Extracted records
____

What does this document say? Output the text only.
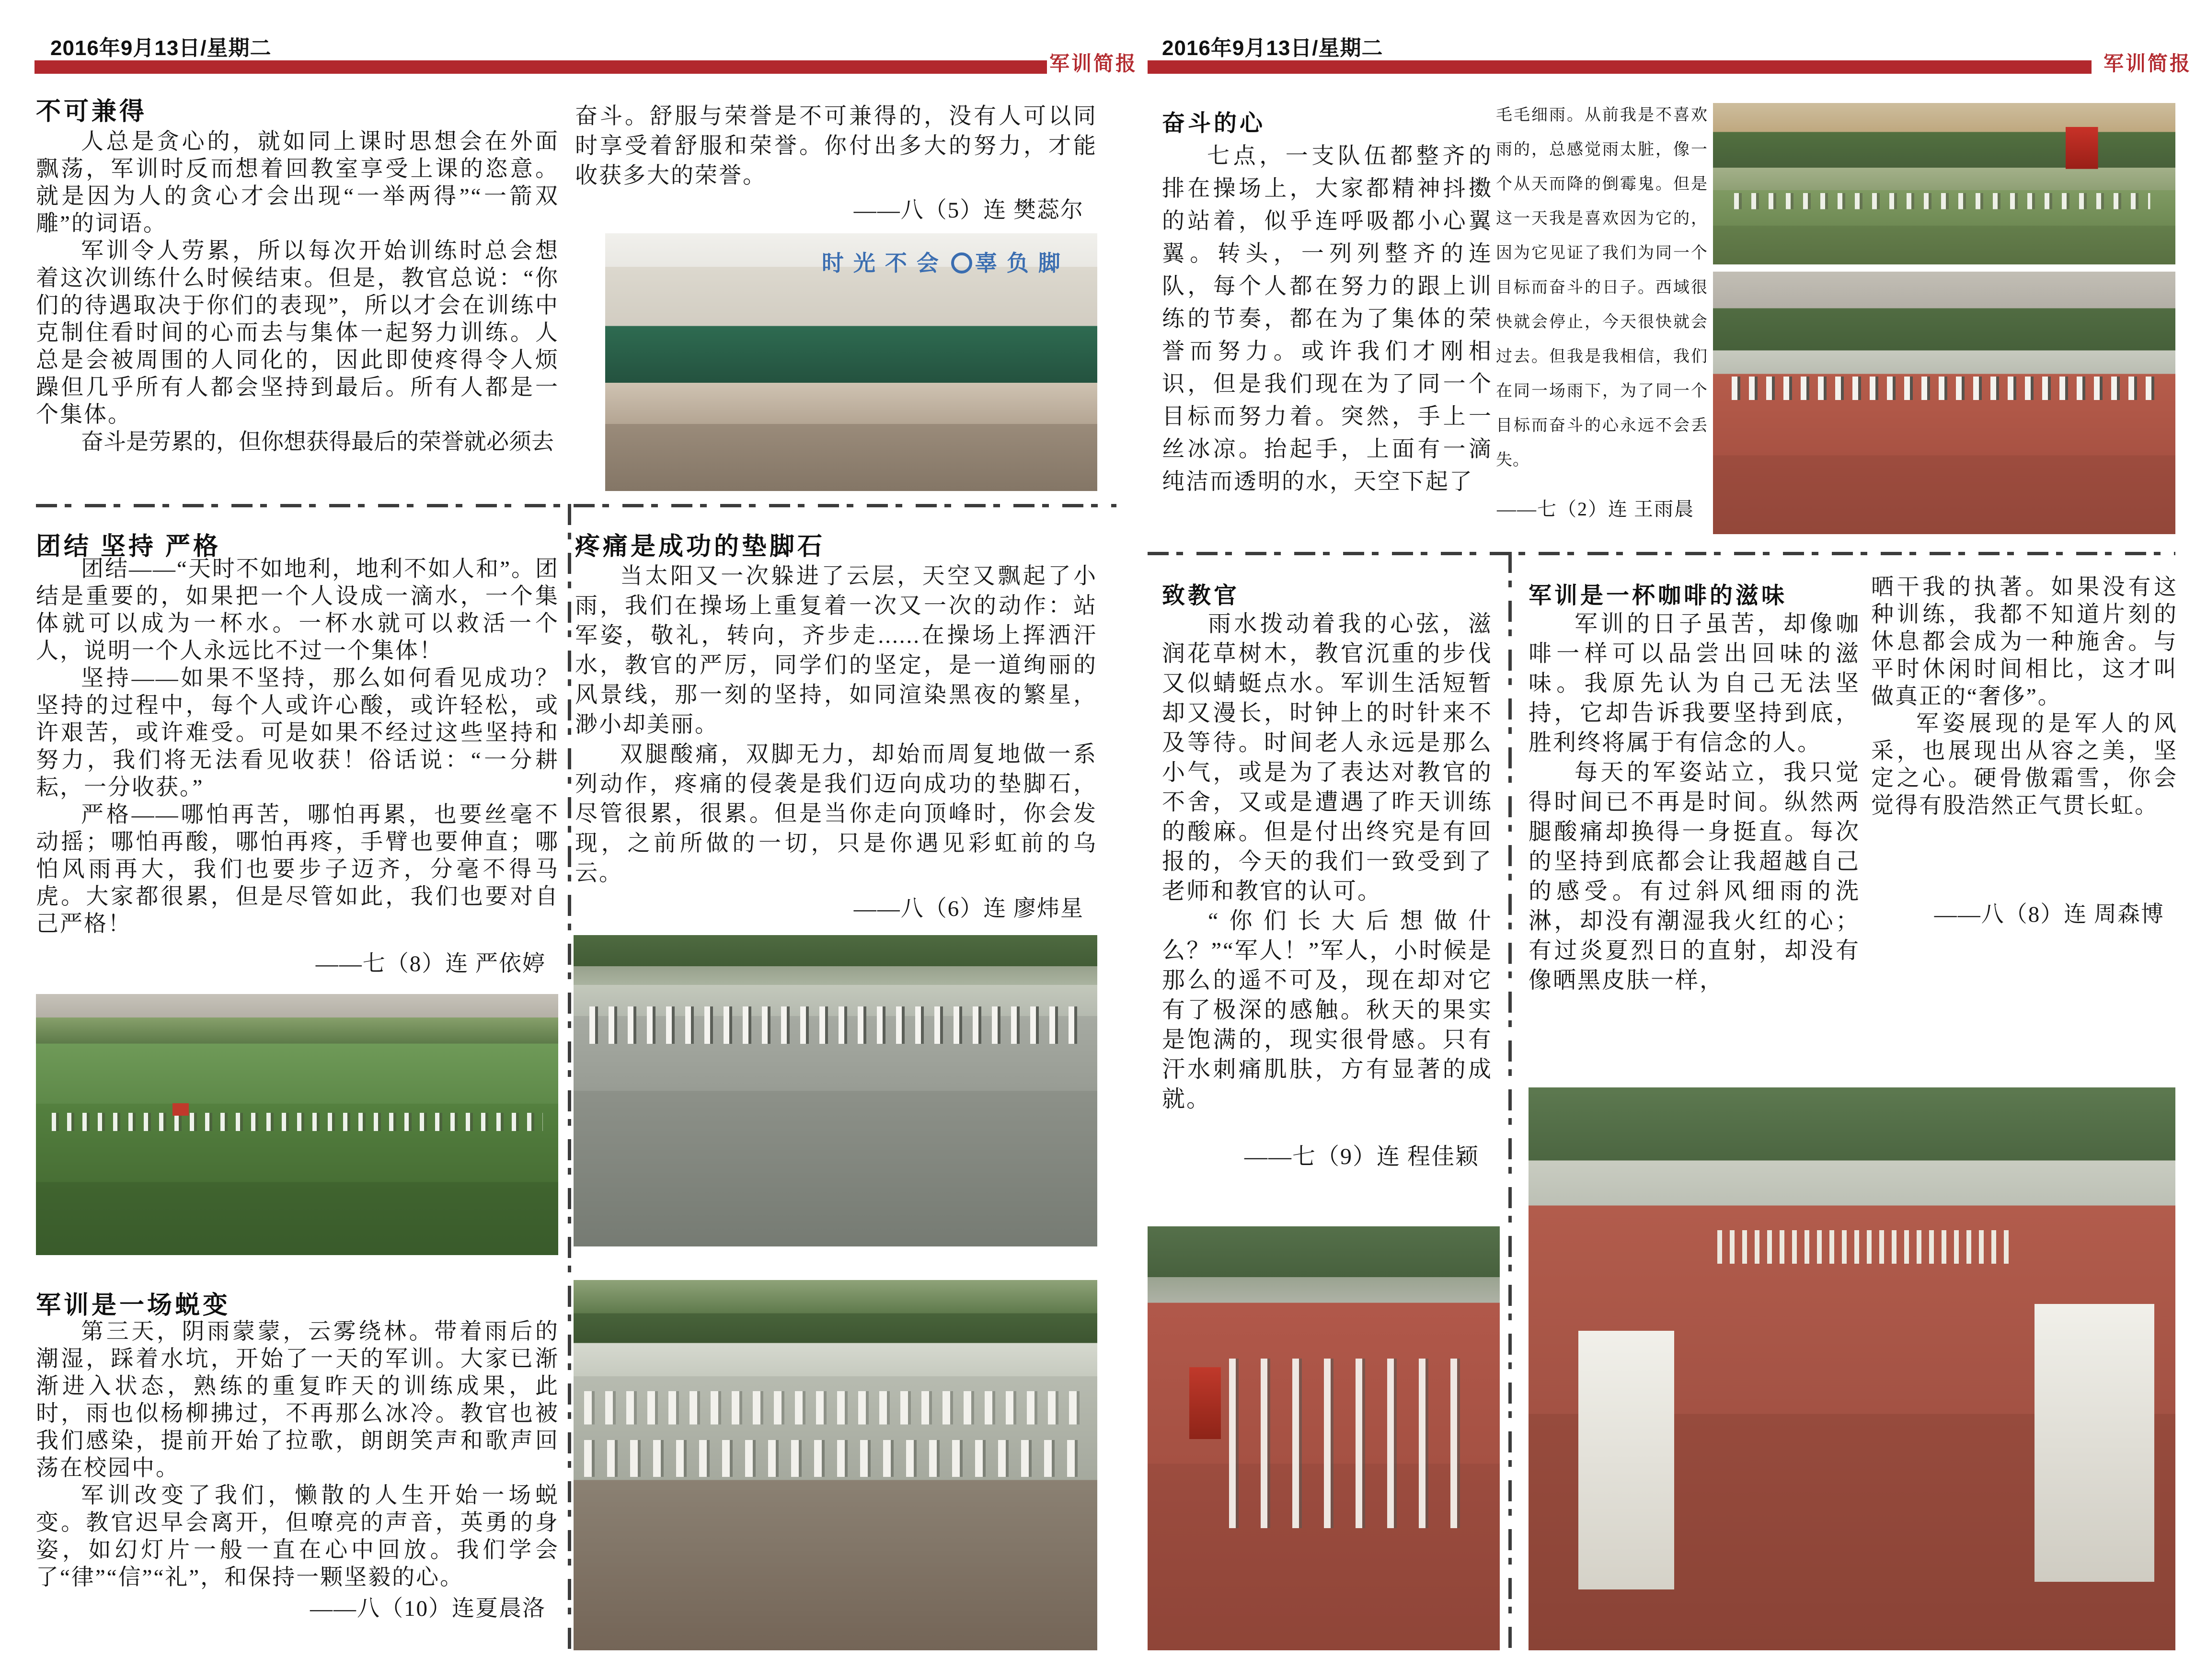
2016年9月13日/星期二
军训简报
不可兼得

人总是贪心的，就如同上课时思想会在外面飘荡，军训时反而想着回教室享受上课的恣意。就是因为人的贪心才会出现“一举两得”“一箭双雕”的词语。

军训令人劳累，所以每次开始训练时总会想着这次训练什么时候结束。但是，教官总说：“你们的待遇取决于你们的表现”，所以才会在训练中克制住看时间的心而去与集体一起努力训练。人总是会被周围的人同化的，因此即使疼得令人烦躁但几乎所有人都会坚持到最后。所有人都是一个集体。

奋斗是劳累的，但你想获得最后的荣誉就必须去

奋斗。舒服与荣誉是不可兼得的，没有人可以同时享受着舒服和荣誉。你付出多大的努力，才能收获多大的荣誉。

——八（5）连 樊蕊尔
时光不会 辜负脚
团结 坚持 严格

团结——“天时不如地利，地利不如人和”。团结是重要的，如果把一个人设成一滴水，一个集体就可以成为一杯水。一杯水就可以救活一个人，说明一个人永远比不过一个集体！

坚持——如果不坚持，那么如何看见成功？坚持的过程中，每个人或许心酸，或许轻松，或许艰苦，或许难受。可是如果不经过这些坚持和努力，我们将无法看见收获！俗话说：“一分耕耘，一分收获。”

严格——哪怕再苦，哪怕再累，也要丝毫不动摇；哪怕再酸，哪怕再疼，手臂也要伸直；哪怕风雨再大，我们也要步子迈齐，分毫不得马虎。大家都很累，但是尽管如此，我们也要对自己严格！

——七（8）连 严依婷
军训是一场蜕变

第三天，阴雨蒙蒙，云雾绕林。带着雨后的潮湿，踩着水坑，开始了一天的军训。大家已渐渐进入状态，熟练的重复昨天的训练成果，此时，雨也似杨柳拂过，不再那么冰冷。教官也被我们感染，提前开始了拉歌，朗朗笑声和歌声回荡在校园中。

军训改变了我们，懒散的人生开始一场蜕变。教官迟早会离开，但嘹亮的声音，英勇的身姿，如幻灯片一般一直在心中回放。我们学会了“律”“信”“礼”，和保持一颗坚毅的心。

——八（10）连夏晨洛
疼痛是成功的垫脚石

当太阳又一次躲进了云层，天空又飘起了小雨，我们在操场上重复着一次又一次的动作：站军姿，敬礼，转向，齐步走......在操场上挥洒汗水，教官的严厉，同学们的坚定，是一道绚丽的风景线，那一刻的坚持，如同渲染黑夜的繁星，渺小却美丽。

双腿酸痛，双脚无力，却始而周复地做一系列动作，疼痛的侵袭是我们迈向成功的垫脚石，尽管很累，很累。但是当你走向顶峰时，你会发现，之前所做的一切，只是你遇见彩虹前的乌云。

——八（6）连 廖炜星
2016年9月13日/星期二
军训简报
奋斗的心

七点，一支队伍都整齐的排在操场上，大家都精神抖擞的站着，似乎连呼吸都小心翼翼。转头，一列列整齐的连队，每个人都在努力的跟上训练的节奏，都在为了集体的荣誉而努力。或许我们才刚相识，但是我们现在为了同一个目标而努力着。突然，手上一丝冰凉。抬起手，上面有一滴纯洁而透明的水，天空下起了

毛毛细雨。从前我是不喜欢雨的，总感觉雨太脏，像一个从天而降的倒霉鬼。但是这一天我是喜欢因为它的，因为它见证了我们为同一个目标而奋斗的日子。西域很快就会停止，今天很快就会过去。但我是我相信，我们在同一场雨下，为了同一个目标而奋斗的心永远不会丢失。

——七（2）连 王雨晨
致教官

雨水拨动着我的心弦，滋润花草树木，教官沉重的步伐又似蜻蜓点水。军训生活短暂却又漫长，时钟上的时针来不及等待。时间老人永远是那么小气，或是为了表达对教官的不舍，又或是遭遇了昨天训练的酸麻。但是付出终究是有回报的，今天的我们一致受到了老师和教官的认可。

“你们长大后想做什么？”“军人！”军人，小时候是那么的遥不可及，现在却对它有了极深的感触。秋天的果实是饱满的，现实很骨感。只有汗水刺痛肌肤，方有显著的成就。

——七（9）连 程佳颖
军训是一杯咖啡的滋味

军训的日子虽苦，却像咖啡一样可以品尝出回味的滋味。我原先认为自己无法坚持，它却告诉我要坚持到底，胜利终将属于有信念的人。

每天的军姿站立，我只觉得时间已不再是时间。纵然两腿酸痛却换得一身挺直。每次的坚持到底都会让我超越自己的感受。有过斜风细雨的洗淋，却没有潮湿我火红的心；有过炎夏烈日的直射，却没有像晒黑皮肤一样，

晒干我的执著。如果没有这种训练，我都不知道片刻的休息都会成为一种施舍。与平时休闲时间相比，这才叫做真正的“奢侈”。

军姿展现的是军人的风采，也展现出从容之美，坚定之心。硬骨傲霜雪，你会觉得有股浩然正气贯长虹。

——八（8）连 周森博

____

TASK GOAL:
Exclude every picture and copy the remaining data exactly.

ANSWER TO THE TASK:
What does this document say? Output the text only.
2016年9月13日/星期二
军训简报
不可兼得

人总是贪心的，就如同上课时思想会在外面飘荡，军训时反而想着回教室享受上课的恣意。就是因为人的贪心才会出现“一举两得”“一箭双雕”的词语。

军训令人劳累，所以每次开始训练时总会想着这次训练什么时候结束。但是，教官总说：“你们的待遇取决于你们的表现”，所以才会在训练中克制住看时间的心而去与集体一起努力训练。人总是会被周围的人同化的，因此即使疼得令人烦躁但几乎所有人都会坚持到最后。所有人都是一个集体。

奋斗是劳累的，但你想获得最后的荣誉就必须去

奋斗。舒服与荣誉是不可兼得的，没有人可以同时享受着舒服和荣誉。你付出多大的努力，才能收获多大的荣誉。

——八（5）连 樊蕊尔
时光不会 辜负脚
团结 坚持 严格

团结——“天时不如地利，地利不如人和”。团结是重要的，如果把一个人设成一滴水，一个集体就可以成为一杯水。一杯水就可以救活一个人，说明一个人永远比不过一个集体！

坚持——如果不坚持，那么如何看见成功？坚持的过程中，每个人或许心酸，或许轻松，或许艰苦，或许难受。可是如果不经过这些坚持和努力，我们将无法看见收获！俗话说：“一分耕耘，一分收获。”

严格——哪怕再苦，哪怕再累，也要丝毫不动摇；哪怕再酸，哪怕再疼，手臂也要伸直；哪怕风雨再大，我们也要步子迈齐，分毫不得马虎。大家都很累，但是尽管如此，我们也要对自己严格！

——七（8）连 严依婷
军训是一场蜕变

第三天，阴雨蒙蒙，云雾绕林。带着雨后的潮湿，踩着水坑，开始了一天的军训。大家已渐渐进入状态，熟练的重复昨天的训练成果，此时，雨也似杨柳拂过，不再那么冰冷。教官也被我们感染，提前开始了拉歌，朗朗笑声和歌声回荡在校园中。

军训改变了我们，懒散的人生开始一场蜕变。教官迟早会离开，但嘹亮的声音，英勇的身姿，如幻灯片一般一直在心中回放。我们学会了“律”“信”“礼”，和保持一颗坚毅的心。

——八（10）连夏晨洛
疼痛是成功的垫脚石

当太阳又一次躲进了云层，天空又飘起了小雨，我们在操场上重复着一次又一次的动作：站军姿，敬礼，转向，齐步走......在操场上挥洒汗水，教官的严厉，同学们的坚定，是一道绚丽的风景线，那一刻的坚持，如同渲染黑夜的繁星，渺小却美丽。

双腿酸痛，双脚无力，却始而周复地做一系列动作，疼痛的侵袭是我们迈向成功的垫脚石，尽管很累，很累。但是当你走向顶峰时，你会发现，之前所做的一切，只是你遇见彩虹前的乌云。

——八（6）连 廖炜星
2016年9月13日/星期二
军训简报
奋斗的心

七点，一支队伍都整齐的排在操场上，大家都精神抖擞的站着，似乎连呼吸都小心翼翼。转头，一列列整齐的连队，每个人都在努力的跟上训练的节奏，都在为了集体的荣誉而努力。或许我们才刚相识，但是我们现在为了同一个目标而努力着。突然，手上一丝冰凉。抬起手，上面有一滴纯洁而透明的水，天空下起了

毛毛细雨。从前我是不喜欢雨的，总感觉雨太脏，像一个从天而降的倒霉鬼。但是这一天我是喜欢因为它的，因为它见证了我们为同一个目标而奋斗的日子。西域很快就会停止，今天很快就会过去。但我是我相信，我们在同一场雨下，为了同一个目标而奋斗的心永远不会丢失。

——七（2）连 王雨晨
致教官

雨水拨动着我的心弦，滋润花草树木，教官沉重的步伐又似蜻蜓点水。军训生活短暂却又漫长，时钟上的时针来不及等待。时间老人永远是那么小气，或是为了表达对教官的不舍，又或是遭遇了昨天训练的酸麻。但是付出终究是有回报的，今天的我们一致受到了老师和教官的认可。

“你们长大后想做什么？”“军人！”军人，小时候是那么的遥不可及，现在却对它有了极深的感触。秋天的果实是饱满的，现实很骨感。只有汗水刺痛肌肤，方有显著的成就。

——七（9）连 程佳颖
军训是一杯咖啡的滋味

军训的日子虽苦，却像咖啡一样可以品尝出回味的滋味。我原先认为自己无法坚持，它却告诉我要坚持到底，胜利终将属于有信念的人。

每天的军姿站立，我只觉得时间已不再是时间。纵然两腿酸痛却换得一身挺直。每次的坚持到底都会让我超越自己的感受。有过斜风细雨的洗淋，却没有潮湿我火红的心；有过炎夏烈日的直射，却没有像晒黑皮肤一样，

晒干我的执著。如果没有这种训练，我都不知道片刻的休息都会成为一种施舍。与平时休闲时间相比，这才叫做真正的“奢侈”。

军姿展现的是军人的风采，也展现出从容之美，坚定之心。硬骨傲霜雪，你会觉得有股浩然正气贯长虹。

——八（8）连 周森博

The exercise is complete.